## Problem to solve
Read the data and repeat it in full, exactly.

## Exercise data
________

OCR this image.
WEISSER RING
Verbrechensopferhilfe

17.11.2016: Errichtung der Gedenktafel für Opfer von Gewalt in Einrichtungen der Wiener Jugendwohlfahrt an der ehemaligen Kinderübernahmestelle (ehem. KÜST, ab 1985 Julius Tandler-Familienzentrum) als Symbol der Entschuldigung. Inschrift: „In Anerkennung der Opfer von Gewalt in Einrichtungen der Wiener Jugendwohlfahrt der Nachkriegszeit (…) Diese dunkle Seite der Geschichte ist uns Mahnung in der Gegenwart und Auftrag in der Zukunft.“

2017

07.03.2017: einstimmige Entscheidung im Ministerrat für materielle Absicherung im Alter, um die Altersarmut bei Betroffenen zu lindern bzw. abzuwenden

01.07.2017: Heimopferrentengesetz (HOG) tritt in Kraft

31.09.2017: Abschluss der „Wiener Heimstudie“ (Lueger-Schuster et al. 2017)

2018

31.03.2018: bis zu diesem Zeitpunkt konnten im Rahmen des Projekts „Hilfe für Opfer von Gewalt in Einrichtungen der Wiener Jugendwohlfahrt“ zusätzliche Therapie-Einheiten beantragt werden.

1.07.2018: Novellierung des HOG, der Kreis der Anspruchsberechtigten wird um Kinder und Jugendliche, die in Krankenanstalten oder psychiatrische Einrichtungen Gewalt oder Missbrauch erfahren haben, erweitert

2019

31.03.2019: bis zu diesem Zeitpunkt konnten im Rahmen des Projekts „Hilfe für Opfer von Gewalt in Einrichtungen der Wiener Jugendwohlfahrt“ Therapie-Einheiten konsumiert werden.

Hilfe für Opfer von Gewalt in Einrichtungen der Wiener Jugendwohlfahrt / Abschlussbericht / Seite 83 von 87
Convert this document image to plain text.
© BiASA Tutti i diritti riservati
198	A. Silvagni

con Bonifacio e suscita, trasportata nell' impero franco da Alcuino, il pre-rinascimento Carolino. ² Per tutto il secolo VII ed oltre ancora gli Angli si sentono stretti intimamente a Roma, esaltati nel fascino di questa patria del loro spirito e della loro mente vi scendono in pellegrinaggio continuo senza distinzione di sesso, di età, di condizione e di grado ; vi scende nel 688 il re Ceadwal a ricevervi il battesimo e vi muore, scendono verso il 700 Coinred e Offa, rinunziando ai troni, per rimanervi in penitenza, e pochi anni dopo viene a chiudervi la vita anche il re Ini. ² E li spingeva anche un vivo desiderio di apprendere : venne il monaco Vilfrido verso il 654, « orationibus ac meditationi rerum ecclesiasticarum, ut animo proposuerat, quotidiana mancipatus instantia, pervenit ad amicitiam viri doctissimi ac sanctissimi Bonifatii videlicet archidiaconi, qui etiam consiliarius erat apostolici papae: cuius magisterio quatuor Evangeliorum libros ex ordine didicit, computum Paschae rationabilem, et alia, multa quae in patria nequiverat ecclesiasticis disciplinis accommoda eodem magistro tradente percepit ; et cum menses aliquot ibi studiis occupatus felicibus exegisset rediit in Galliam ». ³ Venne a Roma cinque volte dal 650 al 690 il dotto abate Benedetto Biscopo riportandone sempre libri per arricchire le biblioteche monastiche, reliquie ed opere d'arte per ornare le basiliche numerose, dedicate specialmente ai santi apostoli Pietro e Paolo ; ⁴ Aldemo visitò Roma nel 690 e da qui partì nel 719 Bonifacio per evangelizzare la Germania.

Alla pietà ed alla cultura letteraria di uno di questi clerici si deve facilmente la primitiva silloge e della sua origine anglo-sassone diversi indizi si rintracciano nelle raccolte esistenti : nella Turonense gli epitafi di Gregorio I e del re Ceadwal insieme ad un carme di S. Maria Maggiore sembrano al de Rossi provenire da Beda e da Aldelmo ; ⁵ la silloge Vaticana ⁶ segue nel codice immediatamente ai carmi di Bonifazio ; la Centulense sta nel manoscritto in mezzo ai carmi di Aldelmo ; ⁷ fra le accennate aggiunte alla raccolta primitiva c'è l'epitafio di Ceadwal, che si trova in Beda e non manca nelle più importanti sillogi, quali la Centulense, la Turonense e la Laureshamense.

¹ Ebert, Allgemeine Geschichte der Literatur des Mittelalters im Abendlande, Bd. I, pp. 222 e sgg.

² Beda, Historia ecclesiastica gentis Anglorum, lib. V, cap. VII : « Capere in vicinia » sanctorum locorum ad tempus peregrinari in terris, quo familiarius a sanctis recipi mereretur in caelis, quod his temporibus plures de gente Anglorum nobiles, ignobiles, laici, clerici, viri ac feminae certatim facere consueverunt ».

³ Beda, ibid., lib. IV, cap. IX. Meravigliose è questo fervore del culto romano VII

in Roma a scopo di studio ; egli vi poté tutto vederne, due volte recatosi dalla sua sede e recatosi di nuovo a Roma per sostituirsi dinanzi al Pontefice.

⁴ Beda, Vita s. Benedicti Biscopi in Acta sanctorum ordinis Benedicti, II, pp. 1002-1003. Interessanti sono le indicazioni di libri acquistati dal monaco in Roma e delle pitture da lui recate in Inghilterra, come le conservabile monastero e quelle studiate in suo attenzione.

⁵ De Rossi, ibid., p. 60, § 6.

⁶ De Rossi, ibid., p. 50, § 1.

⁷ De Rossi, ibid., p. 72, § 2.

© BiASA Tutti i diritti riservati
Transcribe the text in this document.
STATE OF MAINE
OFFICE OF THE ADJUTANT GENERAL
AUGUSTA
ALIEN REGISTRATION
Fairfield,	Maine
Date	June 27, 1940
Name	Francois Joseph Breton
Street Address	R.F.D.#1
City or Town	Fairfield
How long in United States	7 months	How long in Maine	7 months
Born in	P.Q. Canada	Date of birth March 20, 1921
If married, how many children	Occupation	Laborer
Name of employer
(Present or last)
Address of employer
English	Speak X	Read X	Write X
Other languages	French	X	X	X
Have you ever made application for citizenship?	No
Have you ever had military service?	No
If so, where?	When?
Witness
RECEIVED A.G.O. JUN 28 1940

________

## Full response
OCR this image.
WEISSER RING
Verbrechensopferhilfe

17.11.2016: Errichtung der Gedenktafel für Opfer von Gewalt in Einrichtungen der Wiener Jugendwohlfahrt an der ehemaligen Kinderübernahmestelle (ehem. KÜST, ab 1985 Julius Tandler-Familienzentrum) als Symbol der Entschuldigung. Inschrift: „In Anerkennung der Opfer von Gewalt in Einrichtungen der Wiener Jugendwohlfahrt der Nachkriegszeit (…) Diese dunkle Seite der Geschichte ist uns Mahnung in der Gegenwart und Auftrag in der Zukunft.“

2017

07.03.2017: einstimmige Entscheidung im Ministerrat für materielle Absicherung im Alter, um die Altersarmut bei Betroffenen zu lindern bzw. abzuwenden

01.07.2017: Heimopferrentengesetz (HOG) tritt in Kraft

31.09.2017: Abschluss der „Wiener Heimstudie“ (Lueger-Schuster et al. 2017)

2018

31.03.2018: bis zu diesem Zeitpunkt konnten im Rahmen des Projekts „Hilfe für Opfer von Gewalt in Einrichtungen der Wiener Jugendwohlfahrt“ zusätzliche Therapie-Einheiten beantragt werden.

1.07.2018: Novellierung des HOG, der Kreis der Anspruchsberechtigten wird um Kinder und Jugendliche, die in Krankenanstalten oder psychiatrische Einrichtungen Gewalt oder Missbrauch erfahren haben, erweitert

2019

31.03.2019: bis zu diesem Zeitpunkt konnten im Rahmen des Projekts „Hilfe für Opfer von Gewalt in Einrichtungen der Wiener Jugendwohlfahrt“ Therapie-Einheiten konsumiert werden.

Hilfe für Opfer von Gewalt in Einrichtungen der Wiener Jugendwohlfahrt / Abschlussbericht / Seite 83 von 87
Convert this document image to plain text.
© BiASA Tutti i diritti riservati
198	A. Silvagni

con Bonifacio e suscita, trasportata nell' impero franco da Alcuino, il pre-rinascimento Carolino. ² Per tutto il secolo VII ed oltre ancora gli Angli si sentono stretti intimamente a Roma, esaltati nel fascino di questa patria del loro spirito e della loro mente vi scendono in pellegrinaggio continuo senza distinzione di sesso, di età, di condizione e di grado ; vi scende nel 688 il re Ceadwal a ricevervi il battesimo e vi muore, scendono verso il 700 Coinred e Offa, rinunziando ai troni, per rimanervi in penitenza, e pochi anni dopo viene a chiudervi la vita anche il re Ini. ² E li spingeva anche un vivo desiderio di apprendere : venne il monaco Vilfrido verso il 654, « orationibus ac meditationi rerum ecclesiasticarum, ut animo proposuerat, quotidiana mancipatus instantia, pervenit ad amicitiam viri doctissimi ac sanctissimi Bonifatii videlicet archidiaconi, qui etiam consiliarius erat apostolici papae: cuius magisterio quatuor Evangeliorum libros ex ordine didicit, computum Paschae rationabilem, et alia, multa quae in patria nequiverat ecclesiasticis disciplinis accommoda eodem magistro tradente percepit ; et cum menses aliquot ibi studiis occupatus felicibus exegisset rediit in Galliam ». ³ Venne a Roma cinque volte dal 650 al 690 il dotto abate Benedetto Biscopo riportandone sempre libri per arricchire le biblioteche monastiche, reliquie ed opere d'arte per ornare le basiliche numerose, dedicate specialmente ai santi apostoli Pietro e Paolo ; ⁴ Aldemo visitò Roma nel 690 e da qui partì nel 719 Bonifacio per evangelizzare la Germania.

Alla pietà ed alla cultura letteraria di uno di questi clerici si deve facilmente la primitiva silloge e della sua origine anglo-sassone diversi indizi si rintracciano nelle raccolte esistenti : nella Turonense gli epitafi di Gregorio I e del re Ceadwal insieme ad un carme di S. Maria Maggiore sembrano al de Rossi provenire da Beda e da Aldelmo ; ⁵ la silloge Vaticana ⁶ segue nel codice immediatamente ai carmi di Bonifazio ; la Centulense sta nel manoscritto in mezzo ai carmi di Aldelmo ; ⁷ fra le accennate aggiunte alla raccolta primitiva c'è l'epitafio di Ceadwal, che si trova in Beda e non manca nelle più importanti sillogi, quali la Centulense, la Turonense e la Laureshamense.

¹ Ebert, Allgemeine Geschichte der Literatur des Mittelalters im Abendlande, Bd. I, pp. 222 e sgg.

² Beda, Historia ecclesiastica gentis Anglorum, lib. V, cap. VII : « Capere in vicinia » sanctorum locorum ad tempus peregrinari in terris, quo familiarius a sanctis recipi mereretur in caelis, quod his temporibus plures de gente Anglorum nobiles, ignobiles, laici, clerici, viri ac feminae certatim facere consueverunt ».

³ Beda, ibid., lib. IV, cap. IX. Meravigliose è questo fervore del culto romano VII

in Roma a scopo di studio ; egli vi poté tutto vederne, due volte recatosi dalla sua sede e recatosi di nuovo a Roma per sostituirsi dinanzi al Pontefice.

⁴ Beda, Vita s. Benedicti Biscopi in Acta sanctorum ordinis Benedicti, II, pp. 1002-1003. Interessanti sono le indicazioni di libri acquistati dal monaco in Roma e delle pitture da lui recate in Inghilterra, come le conservabile monastero e quelle studiate in suo attenzione.

⁵ De Rossi, ibid., p. 60, § 6.

⁶ De Rossi, ibid., p. 50, § 1.

⁷ De Rossi, ibid., p. 72, § 2.

© BiASA Tutti i diritti riservati
Transcribe the text in this document.
STATE OF MAINE
OFFICE OF THE ADJUTANT GENERAL
AUGUSTA
ALIEN REGISTRATION
Fairfield,	Maine
Date	June 27, 1940
Name	Francois Joseph Breton
Street Address	R.F.D.#1
City or Town	Fairfield
How long in United States	7 months	How long in Maine	7 months
Born in	P.Q. Canada	Date of birth March 20, 1921
If married, how many children	Occupation	Laborer
Name of employer
(Present or last)
Address of employer
English	Speak X	Read X	Write X
Other languages	French	X	X	X
Have you ever made application for citizenship?	No
Have you ever had military service?	No
If so, where?	When?
Witness
RECEIVED A.G.O. JUN 28 1940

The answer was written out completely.